• PROBLEM DESCRIPTION: Comb through the entries for "JSON" and pull out each line that holds it.
━━━ GIVEN DATA
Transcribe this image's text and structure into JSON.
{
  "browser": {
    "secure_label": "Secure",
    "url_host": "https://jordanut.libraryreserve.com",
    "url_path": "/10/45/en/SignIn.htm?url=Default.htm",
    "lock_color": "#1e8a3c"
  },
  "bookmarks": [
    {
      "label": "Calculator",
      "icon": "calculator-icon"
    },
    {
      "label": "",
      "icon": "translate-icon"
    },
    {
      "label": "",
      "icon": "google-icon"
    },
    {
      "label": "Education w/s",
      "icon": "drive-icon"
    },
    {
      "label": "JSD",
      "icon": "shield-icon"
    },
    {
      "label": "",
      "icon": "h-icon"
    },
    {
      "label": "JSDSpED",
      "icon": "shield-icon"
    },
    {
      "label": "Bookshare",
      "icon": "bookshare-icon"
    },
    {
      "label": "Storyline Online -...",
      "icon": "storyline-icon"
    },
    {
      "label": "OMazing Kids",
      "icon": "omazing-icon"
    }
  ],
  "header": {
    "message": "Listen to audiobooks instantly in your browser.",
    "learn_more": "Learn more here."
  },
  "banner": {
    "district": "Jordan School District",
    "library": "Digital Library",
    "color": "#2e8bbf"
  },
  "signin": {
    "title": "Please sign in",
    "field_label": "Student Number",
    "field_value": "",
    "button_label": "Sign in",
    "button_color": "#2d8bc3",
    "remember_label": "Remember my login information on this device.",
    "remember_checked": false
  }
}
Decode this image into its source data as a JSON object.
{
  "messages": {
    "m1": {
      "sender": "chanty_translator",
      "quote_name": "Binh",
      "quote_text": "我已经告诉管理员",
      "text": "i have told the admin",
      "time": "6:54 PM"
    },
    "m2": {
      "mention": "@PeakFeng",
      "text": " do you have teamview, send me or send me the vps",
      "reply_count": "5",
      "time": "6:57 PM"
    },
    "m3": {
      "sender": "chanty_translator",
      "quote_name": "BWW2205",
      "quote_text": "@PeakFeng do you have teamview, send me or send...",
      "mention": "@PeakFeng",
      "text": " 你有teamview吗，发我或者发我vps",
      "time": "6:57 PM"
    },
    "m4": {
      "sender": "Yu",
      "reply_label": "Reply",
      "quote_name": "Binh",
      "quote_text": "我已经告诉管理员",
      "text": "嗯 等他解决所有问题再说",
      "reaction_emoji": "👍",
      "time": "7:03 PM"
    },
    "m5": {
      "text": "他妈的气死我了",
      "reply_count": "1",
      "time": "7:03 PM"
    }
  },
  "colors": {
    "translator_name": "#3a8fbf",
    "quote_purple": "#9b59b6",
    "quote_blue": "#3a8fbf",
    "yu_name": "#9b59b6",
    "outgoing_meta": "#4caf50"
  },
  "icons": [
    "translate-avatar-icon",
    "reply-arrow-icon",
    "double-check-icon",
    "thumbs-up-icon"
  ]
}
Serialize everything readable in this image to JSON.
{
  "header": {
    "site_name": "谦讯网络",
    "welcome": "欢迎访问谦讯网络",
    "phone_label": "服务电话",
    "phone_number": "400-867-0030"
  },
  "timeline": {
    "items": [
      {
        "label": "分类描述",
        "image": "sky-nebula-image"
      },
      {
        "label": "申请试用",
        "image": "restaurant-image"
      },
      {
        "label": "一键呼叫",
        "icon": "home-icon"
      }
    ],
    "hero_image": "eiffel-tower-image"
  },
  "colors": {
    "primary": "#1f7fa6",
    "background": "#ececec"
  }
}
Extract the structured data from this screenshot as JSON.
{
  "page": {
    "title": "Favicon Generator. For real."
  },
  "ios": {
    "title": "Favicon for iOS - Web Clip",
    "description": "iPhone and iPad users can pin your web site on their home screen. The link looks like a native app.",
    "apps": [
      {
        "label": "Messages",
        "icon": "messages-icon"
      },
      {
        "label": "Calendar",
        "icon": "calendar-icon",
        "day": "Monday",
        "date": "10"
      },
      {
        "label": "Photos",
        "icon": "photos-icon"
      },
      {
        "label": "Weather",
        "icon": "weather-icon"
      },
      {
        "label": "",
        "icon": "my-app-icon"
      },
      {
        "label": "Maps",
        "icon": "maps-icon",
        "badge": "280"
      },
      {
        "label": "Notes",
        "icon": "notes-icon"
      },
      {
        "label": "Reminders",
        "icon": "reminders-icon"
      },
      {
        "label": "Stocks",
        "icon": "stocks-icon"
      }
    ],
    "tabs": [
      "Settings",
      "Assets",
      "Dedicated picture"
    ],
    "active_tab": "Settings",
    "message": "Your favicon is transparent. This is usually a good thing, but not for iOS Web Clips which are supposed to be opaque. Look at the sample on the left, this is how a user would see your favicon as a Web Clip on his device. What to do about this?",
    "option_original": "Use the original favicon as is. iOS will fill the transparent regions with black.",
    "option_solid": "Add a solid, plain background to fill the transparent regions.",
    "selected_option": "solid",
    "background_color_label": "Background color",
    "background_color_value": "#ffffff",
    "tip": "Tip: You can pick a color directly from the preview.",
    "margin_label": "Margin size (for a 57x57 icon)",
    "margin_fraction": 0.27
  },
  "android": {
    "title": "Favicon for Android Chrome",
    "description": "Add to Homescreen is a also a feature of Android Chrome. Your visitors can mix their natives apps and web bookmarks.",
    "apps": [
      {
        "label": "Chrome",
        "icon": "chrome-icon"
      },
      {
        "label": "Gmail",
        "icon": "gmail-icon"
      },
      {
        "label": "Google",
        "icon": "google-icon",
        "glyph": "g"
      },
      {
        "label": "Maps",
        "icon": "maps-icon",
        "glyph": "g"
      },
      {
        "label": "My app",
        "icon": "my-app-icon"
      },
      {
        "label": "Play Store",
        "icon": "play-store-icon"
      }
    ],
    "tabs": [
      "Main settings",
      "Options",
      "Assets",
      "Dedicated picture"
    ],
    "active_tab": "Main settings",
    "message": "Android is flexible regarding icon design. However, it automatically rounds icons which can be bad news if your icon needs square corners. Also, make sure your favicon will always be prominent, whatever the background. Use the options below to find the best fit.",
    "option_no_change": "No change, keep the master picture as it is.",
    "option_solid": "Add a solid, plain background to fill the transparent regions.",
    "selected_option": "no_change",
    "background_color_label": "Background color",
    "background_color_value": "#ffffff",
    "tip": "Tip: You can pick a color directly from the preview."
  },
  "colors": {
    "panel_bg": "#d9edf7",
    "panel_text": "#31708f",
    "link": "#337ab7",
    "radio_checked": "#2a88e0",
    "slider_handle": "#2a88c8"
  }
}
━━━━━━
• SOLUTION FOR THIS TASK:
Transcribe this image's text and structure into JSON.
Decode this image into its source data as a JSON object.
Serialize everything readable in this image to JSON.
Extract the structured data from this screenshot as JSON.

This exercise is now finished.